- **Task brief**:
Look for "structured" in each line of the entries, and return the matching lines.

════

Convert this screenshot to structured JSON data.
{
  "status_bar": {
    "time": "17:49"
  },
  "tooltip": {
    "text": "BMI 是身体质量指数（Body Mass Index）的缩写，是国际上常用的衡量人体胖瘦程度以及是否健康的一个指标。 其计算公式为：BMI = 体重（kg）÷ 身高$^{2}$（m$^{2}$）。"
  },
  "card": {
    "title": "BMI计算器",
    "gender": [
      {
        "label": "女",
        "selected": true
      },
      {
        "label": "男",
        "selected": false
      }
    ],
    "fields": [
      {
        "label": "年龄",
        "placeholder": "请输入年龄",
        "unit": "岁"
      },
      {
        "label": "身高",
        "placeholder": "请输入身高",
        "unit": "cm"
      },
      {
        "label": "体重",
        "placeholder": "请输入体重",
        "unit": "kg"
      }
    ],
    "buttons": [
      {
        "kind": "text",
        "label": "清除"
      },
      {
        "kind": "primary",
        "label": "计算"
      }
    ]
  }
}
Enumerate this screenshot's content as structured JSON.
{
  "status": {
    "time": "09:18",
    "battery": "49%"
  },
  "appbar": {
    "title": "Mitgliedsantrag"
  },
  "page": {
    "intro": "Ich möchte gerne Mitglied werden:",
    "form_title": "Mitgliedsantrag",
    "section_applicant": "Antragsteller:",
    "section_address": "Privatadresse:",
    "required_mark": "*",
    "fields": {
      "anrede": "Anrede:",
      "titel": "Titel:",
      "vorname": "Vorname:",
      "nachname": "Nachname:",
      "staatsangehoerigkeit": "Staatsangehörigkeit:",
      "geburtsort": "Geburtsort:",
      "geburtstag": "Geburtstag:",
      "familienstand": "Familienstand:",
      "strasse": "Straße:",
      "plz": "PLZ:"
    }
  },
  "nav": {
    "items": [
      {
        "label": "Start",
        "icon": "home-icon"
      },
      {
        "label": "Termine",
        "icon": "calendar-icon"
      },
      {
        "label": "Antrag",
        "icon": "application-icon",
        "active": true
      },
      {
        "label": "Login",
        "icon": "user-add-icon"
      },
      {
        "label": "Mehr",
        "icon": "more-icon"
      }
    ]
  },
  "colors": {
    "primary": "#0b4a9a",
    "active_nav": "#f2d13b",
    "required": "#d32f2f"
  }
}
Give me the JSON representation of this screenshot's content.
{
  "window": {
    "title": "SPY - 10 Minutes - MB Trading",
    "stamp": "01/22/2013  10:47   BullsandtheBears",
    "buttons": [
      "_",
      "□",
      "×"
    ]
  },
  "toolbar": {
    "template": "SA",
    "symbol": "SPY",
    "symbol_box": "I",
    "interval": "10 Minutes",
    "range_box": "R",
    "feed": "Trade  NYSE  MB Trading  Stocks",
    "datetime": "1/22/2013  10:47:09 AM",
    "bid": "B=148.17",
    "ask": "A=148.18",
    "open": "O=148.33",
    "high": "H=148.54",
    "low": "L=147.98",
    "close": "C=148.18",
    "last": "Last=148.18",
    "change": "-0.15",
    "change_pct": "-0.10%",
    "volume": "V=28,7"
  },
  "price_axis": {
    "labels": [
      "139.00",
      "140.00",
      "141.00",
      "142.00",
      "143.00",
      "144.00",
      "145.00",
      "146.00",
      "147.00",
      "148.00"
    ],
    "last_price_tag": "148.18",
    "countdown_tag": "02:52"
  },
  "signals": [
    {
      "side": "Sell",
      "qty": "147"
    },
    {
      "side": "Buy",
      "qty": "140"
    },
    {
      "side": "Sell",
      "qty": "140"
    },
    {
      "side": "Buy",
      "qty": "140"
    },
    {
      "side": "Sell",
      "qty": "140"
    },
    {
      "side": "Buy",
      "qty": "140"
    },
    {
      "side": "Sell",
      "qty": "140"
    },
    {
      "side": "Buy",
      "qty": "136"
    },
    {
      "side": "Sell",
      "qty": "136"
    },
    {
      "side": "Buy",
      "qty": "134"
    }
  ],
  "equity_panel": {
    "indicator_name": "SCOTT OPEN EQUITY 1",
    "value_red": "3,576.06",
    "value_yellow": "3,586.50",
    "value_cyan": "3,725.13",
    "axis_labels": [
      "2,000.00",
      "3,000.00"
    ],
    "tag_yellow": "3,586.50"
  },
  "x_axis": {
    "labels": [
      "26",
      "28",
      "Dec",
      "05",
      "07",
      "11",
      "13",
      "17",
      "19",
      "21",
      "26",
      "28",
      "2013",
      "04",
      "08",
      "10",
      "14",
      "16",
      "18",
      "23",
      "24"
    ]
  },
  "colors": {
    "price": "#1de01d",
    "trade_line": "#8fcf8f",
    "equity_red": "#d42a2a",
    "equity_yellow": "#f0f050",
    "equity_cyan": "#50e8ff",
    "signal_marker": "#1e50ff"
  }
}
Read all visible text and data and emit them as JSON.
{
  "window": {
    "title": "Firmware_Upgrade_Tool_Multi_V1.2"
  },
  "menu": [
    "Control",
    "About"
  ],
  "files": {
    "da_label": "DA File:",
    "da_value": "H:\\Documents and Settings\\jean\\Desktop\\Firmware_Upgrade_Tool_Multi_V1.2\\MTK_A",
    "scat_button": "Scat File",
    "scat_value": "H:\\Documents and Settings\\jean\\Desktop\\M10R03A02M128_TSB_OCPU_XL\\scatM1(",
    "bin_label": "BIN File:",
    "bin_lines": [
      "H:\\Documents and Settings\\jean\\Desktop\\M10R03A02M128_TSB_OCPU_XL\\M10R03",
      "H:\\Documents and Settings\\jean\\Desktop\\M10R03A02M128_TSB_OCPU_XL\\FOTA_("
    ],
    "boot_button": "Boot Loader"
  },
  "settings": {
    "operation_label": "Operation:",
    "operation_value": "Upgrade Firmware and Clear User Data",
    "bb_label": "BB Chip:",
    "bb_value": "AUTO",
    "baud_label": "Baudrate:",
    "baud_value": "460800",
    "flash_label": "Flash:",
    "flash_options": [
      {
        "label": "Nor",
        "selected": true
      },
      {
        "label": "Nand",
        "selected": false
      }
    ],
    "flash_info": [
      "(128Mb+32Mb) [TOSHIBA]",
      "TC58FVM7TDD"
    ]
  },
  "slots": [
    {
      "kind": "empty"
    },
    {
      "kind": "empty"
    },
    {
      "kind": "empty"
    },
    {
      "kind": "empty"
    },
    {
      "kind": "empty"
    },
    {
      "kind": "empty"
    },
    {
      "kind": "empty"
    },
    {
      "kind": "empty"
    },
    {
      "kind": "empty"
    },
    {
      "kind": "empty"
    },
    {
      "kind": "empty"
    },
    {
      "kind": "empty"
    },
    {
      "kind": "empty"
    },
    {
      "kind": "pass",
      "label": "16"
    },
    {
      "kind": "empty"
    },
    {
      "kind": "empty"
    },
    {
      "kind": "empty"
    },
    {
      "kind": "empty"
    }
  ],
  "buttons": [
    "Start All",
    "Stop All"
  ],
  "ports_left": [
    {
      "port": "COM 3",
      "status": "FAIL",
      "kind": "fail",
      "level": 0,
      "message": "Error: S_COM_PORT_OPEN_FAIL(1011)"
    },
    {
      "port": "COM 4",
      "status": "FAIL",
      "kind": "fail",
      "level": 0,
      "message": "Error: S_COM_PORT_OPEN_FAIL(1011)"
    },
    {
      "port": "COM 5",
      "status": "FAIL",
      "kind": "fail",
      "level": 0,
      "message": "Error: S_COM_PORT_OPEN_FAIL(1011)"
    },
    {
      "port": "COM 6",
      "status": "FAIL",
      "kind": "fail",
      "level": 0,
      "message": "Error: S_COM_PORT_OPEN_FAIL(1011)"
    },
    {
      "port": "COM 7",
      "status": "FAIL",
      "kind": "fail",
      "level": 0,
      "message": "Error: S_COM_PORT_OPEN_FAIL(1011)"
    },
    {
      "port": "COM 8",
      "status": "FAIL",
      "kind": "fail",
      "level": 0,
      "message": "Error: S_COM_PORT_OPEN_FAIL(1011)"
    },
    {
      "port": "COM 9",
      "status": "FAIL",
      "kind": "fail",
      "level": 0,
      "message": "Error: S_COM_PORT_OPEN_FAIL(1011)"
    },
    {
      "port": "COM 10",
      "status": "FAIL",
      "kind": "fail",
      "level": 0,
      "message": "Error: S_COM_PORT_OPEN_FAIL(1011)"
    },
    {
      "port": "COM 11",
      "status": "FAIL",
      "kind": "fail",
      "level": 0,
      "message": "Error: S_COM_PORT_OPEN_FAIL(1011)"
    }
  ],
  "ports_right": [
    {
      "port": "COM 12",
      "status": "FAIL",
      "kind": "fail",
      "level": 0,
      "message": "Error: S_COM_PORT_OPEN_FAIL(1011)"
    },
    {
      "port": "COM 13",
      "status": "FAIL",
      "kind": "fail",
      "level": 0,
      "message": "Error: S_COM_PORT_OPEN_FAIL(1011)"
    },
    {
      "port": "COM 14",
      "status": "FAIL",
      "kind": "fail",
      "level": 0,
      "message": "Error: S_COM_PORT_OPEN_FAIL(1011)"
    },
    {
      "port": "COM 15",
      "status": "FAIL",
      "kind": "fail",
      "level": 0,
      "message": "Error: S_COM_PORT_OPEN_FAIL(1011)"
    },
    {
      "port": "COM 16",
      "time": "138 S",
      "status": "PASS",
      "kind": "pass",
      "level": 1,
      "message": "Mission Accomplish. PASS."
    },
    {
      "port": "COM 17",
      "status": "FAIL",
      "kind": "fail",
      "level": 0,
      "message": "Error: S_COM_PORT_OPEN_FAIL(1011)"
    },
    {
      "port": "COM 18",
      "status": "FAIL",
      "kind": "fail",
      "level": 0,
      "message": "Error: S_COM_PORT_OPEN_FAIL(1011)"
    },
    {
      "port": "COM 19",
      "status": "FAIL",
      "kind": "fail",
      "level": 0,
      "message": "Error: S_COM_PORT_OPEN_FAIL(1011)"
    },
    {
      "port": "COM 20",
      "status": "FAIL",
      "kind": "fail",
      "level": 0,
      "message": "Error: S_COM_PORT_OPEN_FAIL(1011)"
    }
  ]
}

════

- **Answer for this exercise**:
Convert this screenshot to structured JSON data.
Enumerate this screenshot's content as structured JSON.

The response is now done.